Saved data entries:

— Begin —

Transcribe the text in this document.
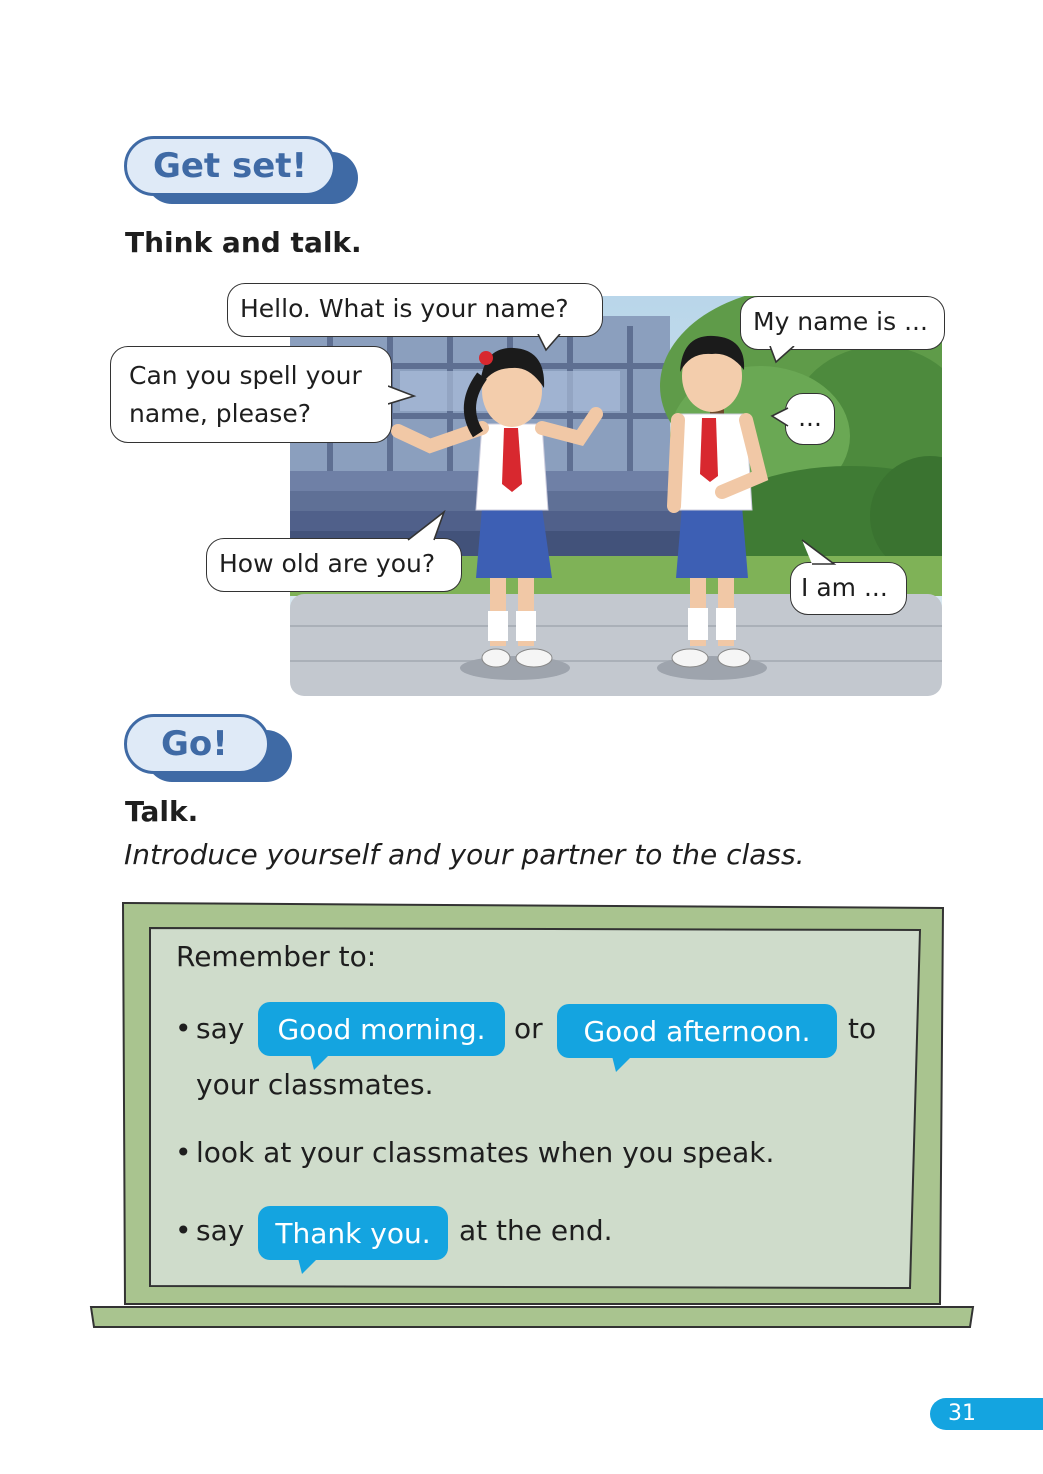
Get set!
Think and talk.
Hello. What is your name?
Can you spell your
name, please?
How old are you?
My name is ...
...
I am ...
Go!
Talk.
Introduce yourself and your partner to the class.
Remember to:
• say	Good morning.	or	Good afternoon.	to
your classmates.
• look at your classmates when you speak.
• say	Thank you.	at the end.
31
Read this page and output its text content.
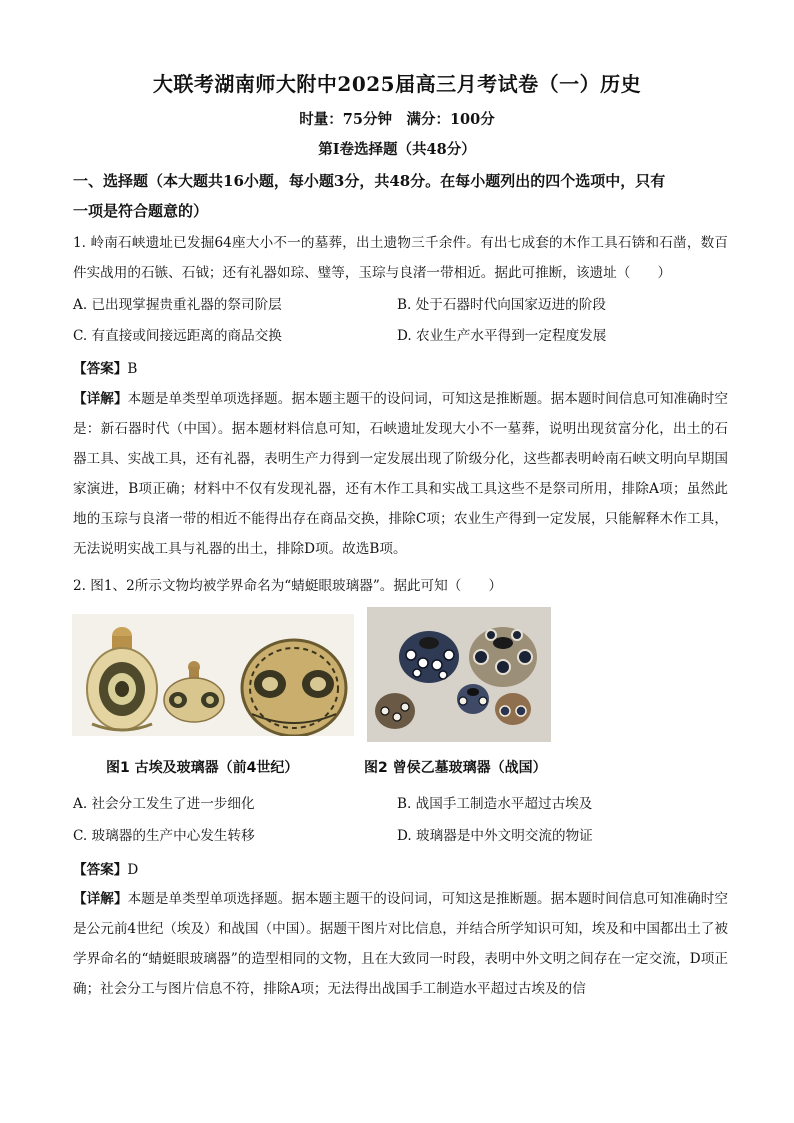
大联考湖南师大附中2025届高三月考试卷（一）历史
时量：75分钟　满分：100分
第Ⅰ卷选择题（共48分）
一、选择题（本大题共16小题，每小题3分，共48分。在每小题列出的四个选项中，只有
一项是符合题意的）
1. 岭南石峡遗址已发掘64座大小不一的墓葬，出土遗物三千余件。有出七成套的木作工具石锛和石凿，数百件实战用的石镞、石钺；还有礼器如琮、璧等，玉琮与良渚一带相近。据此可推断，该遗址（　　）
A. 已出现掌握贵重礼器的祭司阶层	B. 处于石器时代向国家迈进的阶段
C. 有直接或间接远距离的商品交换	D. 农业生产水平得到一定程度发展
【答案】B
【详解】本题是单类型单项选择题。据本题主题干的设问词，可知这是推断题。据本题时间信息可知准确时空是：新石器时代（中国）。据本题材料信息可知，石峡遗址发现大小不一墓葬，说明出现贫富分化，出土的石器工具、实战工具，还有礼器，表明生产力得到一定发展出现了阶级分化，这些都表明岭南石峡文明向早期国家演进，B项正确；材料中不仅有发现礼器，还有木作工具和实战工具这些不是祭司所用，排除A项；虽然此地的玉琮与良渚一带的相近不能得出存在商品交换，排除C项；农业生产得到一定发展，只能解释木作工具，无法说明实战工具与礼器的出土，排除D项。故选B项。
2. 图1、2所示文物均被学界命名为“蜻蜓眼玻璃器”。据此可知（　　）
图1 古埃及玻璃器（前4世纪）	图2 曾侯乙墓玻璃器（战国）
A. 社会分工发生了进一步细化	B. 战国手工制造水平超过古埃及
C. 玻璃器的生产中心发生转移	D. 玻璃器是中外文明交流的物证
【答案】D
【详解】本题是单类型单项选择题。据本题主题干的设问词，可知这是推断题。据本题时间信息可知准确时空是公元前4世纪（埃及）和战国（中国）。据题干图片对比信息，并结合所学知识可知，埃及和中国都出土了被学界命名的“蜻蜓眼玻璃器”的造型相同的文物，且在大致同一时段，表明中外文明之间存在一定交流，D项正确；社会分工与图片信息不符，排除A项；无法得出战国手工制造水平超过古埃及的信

— End —
— Begin —

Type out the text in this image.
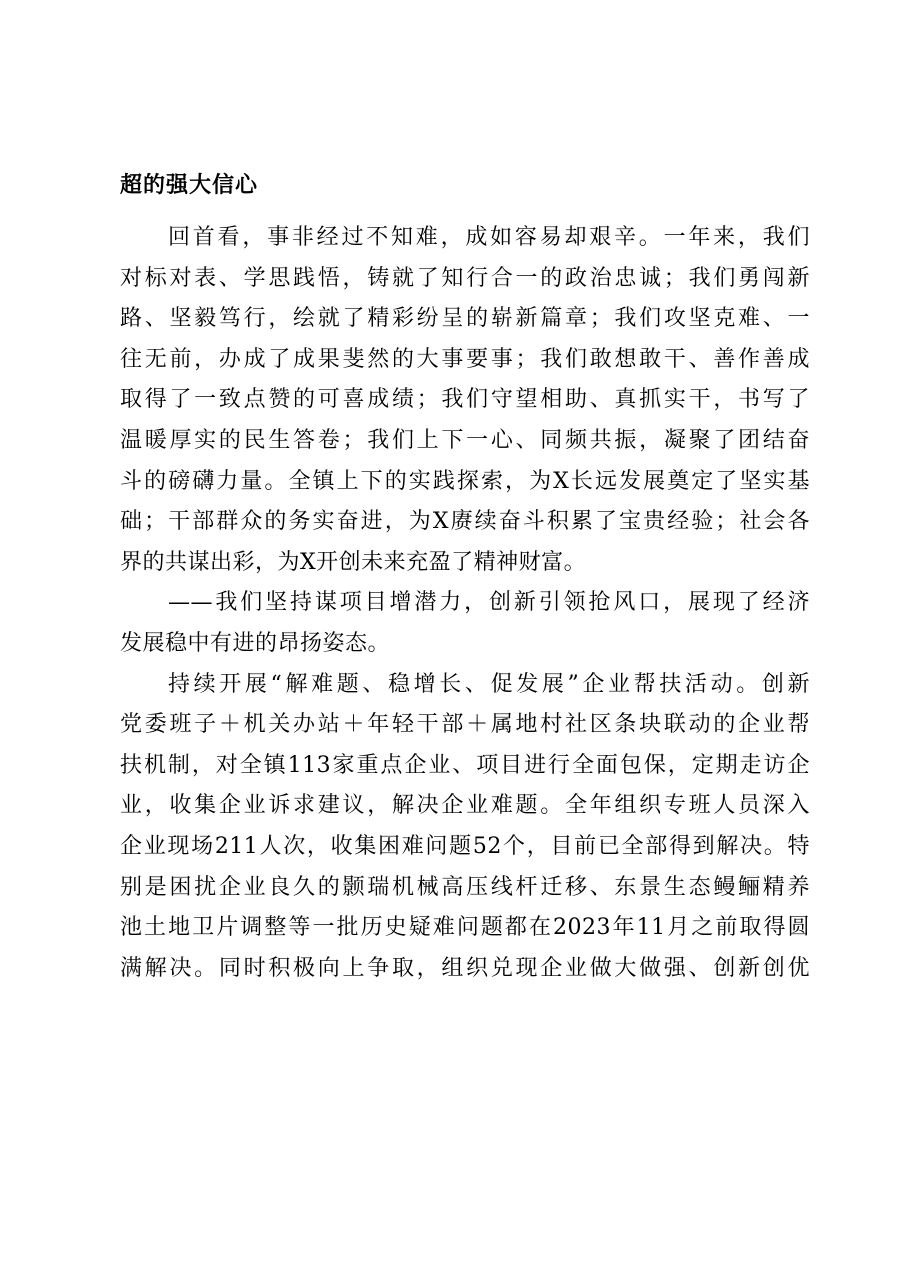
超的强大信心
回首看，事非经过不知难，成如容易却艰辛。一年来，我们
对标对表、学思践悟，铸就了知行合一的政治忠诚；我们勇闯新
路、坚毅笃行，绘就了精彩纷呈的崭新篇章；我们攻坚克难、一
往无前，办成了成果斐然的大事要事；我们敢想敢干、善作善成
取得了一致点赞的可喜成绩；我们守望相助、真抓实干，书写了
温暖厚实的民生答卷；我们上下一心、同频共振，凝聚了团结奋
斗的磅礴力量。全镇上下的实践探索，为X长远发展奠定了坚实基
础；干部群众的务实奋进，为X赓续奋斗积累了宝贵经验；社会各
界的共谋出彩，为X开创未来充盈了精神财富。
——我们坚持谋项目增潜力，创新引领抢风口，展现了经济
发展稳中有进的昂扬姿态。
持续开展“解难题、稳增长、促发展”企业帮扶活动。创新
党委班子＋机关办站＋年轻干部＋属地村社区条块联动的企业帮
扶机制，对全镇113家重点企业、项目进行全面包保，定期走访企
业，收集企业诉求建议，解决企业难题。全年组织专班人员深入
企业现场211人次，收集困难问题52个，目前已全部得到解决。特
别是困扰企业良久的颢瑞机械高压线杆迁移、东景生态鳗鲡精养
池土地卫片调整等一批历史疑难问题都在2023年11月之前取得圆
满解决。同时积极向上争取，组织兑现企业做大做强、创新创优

— End —
— Begin —

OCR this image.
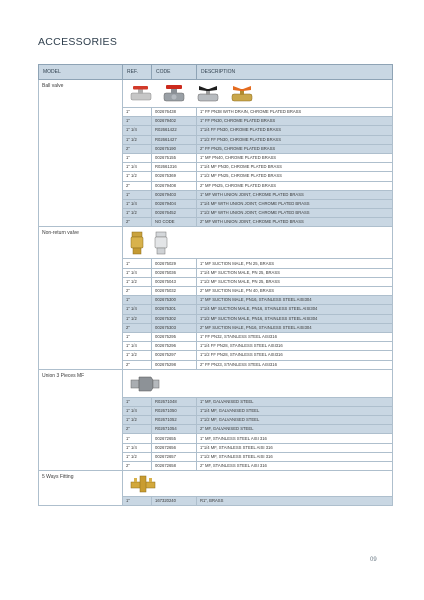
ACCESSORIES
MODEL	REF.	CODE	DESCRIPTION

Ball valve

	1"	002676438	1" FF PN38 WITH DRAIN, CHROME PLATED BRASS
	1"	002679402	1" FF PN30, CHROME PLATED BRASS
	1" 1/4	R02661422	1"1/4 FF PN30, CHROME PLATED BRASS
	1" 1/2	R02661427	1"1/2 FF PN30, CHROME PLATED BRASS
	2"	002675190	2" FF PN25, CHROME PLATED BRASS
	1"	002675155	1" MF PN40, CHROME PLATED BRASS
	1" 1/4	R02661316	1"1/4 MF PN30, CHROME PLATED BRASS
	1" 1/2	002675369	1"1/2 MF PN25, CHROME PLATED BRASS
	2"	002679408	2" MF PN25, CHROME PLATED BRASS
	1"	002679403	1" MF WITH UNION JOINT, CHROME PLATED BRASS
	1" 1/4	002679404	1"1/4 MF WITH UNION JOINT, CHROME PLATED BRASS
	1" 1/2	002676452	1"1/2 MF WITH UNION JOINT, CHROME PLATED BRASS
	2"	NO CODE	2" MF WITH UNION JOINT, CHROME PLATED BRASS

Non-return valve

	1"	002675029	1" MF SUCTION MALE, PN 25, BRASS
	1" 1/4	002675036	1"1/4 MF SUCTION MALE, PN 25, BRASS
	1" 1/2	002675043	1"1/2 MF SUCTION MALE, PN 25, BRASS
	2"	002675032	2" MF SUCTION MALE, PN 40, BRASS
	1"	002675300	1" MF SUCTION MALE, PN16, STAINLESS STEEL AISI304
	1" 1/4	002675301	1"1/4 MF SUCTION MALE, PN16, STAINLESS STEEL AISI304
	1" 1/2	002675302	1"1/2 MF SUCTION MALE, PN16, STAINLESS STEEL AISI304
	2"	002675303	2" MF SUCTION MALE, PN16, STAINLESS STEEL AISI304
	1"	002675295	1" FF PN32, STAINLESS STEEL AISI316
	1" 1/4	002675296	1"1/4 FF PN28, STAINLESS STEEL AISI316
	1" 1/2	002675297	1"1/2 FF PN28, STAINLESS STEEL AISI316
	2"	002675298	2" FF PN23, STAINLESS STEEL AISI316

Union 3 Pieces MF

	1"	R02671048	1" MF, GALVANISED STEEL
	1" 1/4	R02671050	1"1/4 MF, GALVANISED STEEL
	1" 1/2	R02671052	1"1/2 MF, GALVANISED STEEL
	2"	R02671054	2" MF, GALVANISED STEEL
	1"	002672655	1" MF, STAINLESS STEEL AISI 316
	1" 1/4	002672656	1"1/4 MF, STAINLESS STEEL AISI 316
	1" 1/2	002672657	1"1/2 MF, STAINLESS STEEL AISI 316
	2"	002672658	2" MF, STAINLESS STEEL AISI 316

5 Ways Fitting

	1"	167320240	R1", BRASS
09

— End —

■ Work to be completed
Only the number is needed: state how many lines in the listing contain "本题是单类型单项选择题".

■ Answer below
2